* start ENTRIES *

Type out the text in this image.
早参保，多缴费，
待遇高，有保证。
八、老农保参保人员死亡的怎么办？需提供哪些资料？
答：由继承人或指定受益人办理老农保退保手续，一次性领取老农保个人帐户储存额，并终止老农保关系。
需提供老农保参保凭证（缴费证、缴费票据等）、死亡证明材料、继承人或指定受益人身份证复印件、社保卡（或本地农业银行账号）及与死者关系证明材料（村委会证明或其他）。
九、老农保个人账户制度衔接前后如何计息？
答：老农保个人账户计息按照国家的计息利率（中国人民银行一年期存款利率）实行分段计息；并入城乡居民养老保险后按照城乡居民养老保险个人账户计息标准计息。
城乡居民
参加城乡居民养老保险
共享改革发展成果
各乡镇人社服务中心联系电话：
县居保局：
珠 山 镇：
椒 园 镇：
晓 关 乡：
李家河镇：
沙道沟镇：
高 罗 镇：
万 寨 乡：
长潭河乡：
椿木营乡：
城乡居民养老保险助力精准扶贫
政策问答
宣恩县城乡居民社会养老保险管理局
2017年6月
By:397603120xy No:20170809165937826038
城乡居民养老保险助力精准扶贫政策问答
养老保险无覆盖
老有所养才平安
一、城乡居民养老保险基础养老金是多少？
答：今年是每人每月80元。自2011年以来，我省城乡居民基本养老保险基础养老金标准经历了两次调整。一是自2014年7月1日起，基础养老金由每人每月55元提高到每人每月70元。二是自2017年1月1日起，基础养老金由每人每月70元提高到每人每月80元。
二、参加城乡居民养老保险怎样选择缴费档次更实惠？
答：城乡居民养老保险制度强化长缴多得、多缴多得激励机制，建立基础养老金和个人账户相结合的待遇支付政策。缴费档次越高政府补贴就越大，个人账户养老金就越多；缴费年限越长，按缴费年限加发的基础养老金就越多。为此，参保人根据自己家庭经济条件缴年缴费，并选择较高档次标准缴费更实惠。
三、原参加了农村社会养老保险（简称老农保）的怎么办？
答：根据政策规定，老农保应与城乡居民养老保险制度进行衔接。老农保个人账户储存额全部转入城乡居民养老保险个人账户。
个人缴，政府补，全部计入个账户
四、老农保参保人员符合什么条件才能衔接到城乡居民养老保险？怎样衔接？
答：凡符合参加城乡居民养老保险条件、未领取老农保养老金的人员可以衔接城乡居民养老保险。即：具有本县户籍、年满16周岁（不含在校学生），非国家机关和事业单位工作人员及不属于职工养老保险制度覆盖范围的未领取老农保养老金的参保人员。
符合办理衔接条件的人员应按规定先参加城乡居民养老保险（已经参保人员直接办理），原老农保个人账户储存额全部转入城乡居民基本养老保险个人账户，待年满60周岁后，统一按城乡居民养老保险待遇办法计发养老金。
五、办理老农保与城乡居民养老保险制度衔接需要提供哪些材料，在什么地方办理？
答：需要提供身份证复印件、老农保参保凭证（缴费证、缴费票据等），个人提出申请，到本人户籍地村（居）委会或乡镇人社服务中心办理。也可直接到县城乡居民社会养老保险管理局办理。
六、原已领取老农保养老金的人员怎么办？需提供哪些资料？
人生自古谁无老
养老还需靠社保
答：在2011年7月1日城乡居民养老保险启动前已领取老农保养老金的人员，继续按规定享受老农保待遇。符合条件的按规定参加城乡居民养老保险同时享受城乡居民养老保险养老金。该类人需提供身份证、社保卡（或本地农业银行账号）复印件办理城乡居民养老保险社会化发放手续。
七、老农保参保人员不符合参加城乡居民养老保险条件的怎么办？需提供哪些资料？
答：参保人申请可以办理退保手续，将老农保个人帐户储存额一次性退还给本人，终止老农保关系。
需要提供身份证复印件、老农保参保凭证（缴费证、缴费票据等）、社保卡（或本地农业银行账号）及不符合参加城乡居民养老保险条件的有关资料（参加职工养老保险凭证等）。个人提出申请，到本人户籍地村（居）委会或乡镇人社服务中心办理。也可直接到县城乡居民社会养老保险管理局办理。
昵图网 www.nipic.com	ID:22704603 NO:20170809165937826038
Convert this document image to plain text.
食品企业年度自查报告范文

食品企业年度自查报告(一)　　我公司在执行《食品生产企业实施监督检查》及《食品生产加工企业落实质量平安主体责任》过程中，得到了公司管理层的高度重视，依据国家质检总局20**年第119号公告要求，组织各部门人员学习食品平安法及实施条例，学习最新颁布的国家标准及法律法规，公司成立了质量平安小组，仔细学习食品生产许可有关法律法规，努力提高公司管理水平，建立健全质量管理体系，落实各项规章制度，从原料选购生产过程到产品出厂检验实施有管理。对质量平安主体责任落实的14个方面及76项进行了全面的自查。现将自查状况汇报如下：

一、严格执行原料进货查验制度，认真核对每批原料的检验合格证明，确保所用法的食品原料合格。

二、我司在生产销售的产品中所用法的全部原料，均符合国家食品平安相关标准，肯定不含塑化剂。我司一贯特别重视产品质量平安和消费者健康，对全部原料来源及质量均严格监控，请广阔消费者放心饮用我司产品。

* end ENTRIES *

Copy each line containing the word "缴费票据等" from the data.

## [ANSWER TO THIS EXERCISE]
需提供老农保参保凭证（缴费证、缴费票据等）、死亡证明材料、继承人或指定受益人身份证复印件、社保卡（或本地农业银行账号）及与死者关系证明材料（村委会证明或其他）。
答：需要提供身份证复印件、老农保参保凭证（缴费证、缴费票据等），个人提出申请，到本人户籍地村（居）委会或乡镇人社服务中心办理。也可直接到县城乡居民社会养老保险管理局办理。
需要提供身份证复印件、老农保参保凭证（缴费证、缴费票据等）、社保卡（或本地农业银行账号）及不符合参加城乡居民养老保险条件的有关资料（参加职工养老保险凭证等）。个人提出申请，到本人户籍地村（居）委会或乡镇人社服务中心办理。也可直接到县城乡居民社会养老保险管理局办理。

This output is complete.